## Extracted records
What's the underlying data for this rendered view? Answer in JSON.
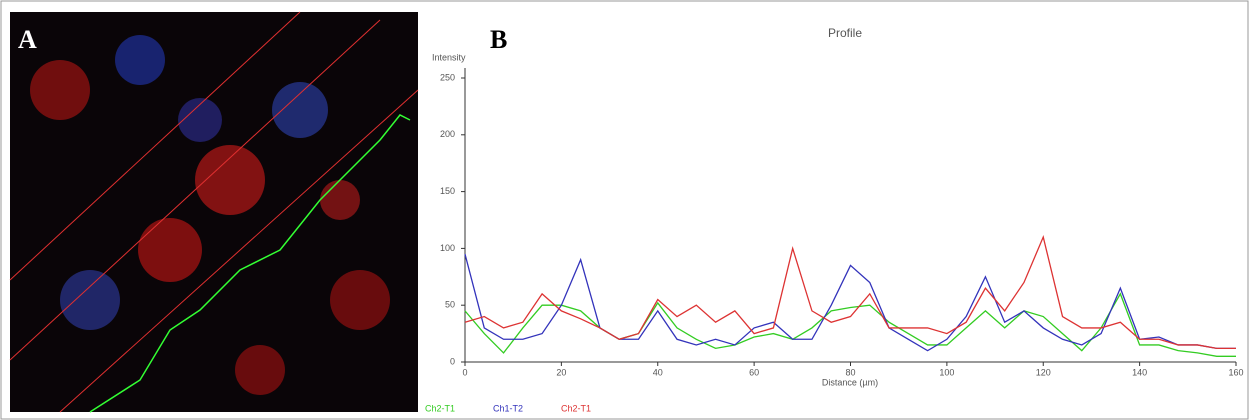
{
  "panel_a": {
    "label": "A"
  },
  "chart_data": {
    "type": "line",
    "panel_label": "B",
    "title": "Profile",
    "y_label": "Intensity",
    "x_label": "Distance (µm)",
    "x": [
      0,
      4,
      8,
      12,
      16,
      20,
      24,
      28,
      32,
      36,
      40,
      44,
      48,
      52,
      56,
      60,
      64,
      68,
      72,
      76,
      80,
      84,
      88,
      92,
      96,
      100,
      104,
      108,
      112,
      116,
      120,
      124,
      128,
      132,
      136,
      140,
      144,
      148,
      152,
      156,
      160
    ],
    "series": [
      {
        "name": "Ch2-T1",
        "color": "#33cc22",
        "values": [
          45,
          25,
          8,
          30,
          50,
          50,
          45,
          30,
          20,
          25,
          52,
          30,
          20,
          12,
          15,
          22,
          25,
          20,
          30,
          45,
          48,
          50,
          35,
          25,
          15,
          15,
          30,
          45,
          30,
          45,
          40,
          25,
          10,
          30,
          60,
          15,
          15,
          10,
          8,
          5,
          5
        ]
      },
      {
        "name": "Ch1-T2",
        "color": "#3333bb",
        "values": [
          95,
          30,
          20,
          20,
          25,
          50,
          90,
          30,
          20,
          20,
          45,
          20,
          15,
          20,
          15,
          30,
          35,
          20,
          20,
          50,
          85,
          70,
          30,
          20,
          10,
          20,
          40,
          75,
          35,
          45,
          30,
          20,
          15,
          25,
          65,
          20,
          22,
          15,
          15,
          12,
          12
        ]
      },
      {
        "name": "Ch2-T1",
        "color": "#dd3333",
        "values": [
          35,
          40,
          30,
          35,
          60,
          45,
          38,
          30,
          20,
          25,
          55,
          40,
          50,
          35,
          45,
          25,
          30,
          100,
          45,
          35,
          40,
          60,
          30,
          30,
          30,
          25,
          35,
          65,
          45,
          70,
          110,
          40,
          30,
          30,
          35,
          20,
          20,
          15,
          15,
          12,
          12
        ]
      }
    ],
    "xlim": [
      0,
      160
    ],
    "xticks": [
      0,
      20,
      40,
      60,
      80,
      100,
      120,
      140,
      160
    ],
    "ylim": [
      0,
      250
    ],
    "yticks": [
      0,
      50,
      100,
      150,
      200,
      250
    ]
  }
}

* * *

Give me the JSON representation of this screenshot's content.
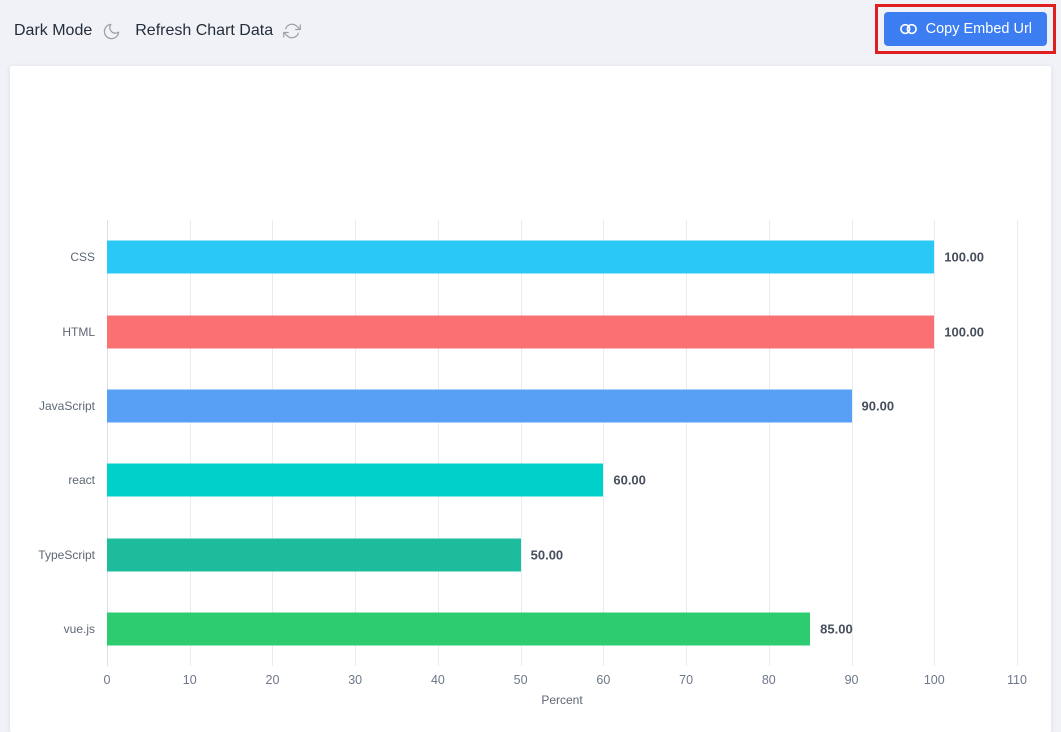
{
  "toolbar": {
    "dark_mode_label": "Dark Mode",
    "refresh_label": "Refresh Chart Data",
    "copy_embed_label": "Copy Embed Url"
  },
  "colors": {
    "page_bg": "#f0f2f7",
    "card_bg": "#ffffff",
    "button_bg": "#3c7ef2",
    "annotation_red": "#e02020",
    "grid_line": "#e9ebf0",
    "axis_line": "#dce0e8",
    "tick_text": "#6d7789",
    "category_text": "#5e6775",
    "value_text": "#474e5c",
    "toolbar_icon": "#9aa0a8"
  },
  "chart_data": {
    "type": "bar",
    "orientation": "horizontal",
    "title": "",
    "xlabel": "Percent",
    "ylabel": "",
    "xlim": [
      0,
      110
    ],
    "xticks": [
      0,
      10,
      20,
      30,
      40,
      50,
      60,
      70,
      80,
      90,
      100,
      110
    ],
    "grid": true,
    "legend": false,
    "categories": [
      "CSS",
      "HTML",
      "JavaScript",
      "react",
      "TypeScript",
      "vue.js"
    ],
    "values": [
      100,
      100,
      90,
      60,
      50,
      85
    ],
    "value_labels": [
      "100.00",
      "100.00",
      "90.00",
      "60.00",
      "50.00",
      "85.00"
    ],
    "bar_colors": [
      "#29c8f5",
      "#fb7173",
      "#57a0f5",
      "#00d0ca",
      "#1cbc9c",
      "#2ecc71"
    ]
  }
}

## Brief
In the material above, show every line where the word "this" turns up.

## Finished exercise
What's the underlying data for this rendered view? Answer in JSON.
Give me the JSON representation of this screenshot's content.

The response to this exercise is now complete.